• **What you have to do**:
Every line that holds the string "kicker" is to be identified and copied.

• **Listed records**:
━━━━
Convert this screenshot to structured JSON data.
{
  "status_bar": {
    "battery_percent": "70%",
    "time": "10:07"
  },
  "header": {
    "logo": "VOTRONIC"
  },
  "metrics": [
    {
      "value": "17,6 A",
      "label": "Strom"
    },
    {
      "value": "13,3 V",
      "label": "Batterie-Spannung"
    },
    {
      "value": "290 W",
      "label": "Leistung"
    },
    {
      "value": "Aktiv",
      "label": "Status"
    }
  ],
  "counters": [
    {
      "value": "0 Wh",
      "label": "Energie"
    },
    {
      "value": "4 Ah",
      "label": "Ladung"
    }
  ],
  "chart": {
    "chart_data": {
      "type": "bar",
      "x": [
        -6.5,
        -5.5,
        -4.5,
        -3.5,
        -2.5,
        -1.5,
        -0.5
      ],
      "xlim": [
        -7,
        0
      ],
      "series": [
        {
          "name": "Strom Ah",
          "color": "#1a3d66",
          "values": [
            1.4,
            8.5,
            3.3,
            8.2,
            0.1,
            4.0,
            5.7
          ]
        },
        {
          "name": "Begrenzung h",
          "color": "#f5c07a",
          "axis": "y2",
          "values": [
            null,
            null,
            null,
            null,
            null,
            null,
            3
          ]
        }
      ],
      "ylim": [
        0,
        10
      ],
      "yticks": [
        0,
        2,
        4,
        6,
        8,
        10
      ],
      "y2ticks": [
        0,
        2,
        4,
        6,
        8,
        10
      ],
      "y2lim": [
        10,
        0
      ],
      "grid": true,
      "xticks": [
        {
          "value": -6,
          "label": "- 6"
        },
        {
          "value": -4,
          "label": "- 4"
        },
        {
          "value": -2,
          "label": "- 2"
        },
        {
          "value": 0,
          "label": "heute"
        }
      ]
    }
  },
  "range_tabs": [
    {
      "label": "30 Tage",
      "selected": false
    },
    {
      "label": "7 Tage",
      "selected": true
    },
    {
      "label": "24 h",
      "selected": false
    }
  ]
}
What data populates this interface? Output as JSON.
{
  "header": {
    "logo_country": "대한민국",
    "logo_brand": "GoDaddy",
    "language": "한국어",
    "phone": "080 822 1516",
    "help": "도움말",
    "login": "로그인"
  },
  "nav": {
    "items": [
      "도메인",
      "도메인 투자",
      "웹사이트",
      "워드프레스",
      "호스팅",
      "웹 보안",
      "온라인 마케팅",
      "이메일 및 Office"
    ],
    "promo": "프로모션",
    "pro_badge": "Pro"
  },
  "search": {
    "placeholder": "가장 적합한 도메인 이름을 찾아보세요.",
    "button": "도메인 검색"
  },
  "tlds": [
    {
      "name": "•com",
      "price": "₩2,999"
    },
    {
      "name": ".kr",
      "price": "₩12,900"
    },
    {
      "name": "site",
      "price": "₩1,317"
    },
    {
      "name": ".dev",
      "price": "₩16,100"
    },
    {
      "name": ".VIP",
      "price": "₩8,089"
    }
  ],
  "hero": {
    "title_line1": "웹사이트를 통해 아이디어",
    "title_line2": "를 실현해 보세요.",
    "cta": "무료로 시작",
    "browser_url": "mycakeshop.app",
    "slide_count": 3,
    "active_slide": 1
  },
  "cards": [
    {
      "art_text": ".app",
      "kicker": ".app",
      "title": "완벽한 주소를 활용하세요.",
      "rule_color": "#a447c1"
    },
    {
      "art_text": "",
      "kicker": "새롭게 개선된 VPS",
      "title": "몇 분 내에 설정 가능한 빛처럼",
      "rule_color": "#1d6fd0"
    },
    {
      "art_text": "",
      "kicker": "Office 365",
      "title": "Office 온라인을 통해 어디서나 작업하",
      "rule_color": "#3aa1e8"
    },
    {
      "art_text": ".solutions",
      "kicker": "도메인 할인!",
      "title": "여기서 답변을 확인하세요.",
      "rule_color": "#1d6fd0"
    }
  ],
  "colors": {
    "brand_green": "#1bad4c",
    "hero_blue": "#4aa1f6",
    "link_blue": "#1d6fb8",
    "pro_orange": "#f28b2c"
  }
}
━━━━
• **Written reply**:
      "kicker": ".app",
      "kicker": "새롭게 개선된 VPS",
      "kicker": "Office 365",
      "kicker": "도메인 할인!",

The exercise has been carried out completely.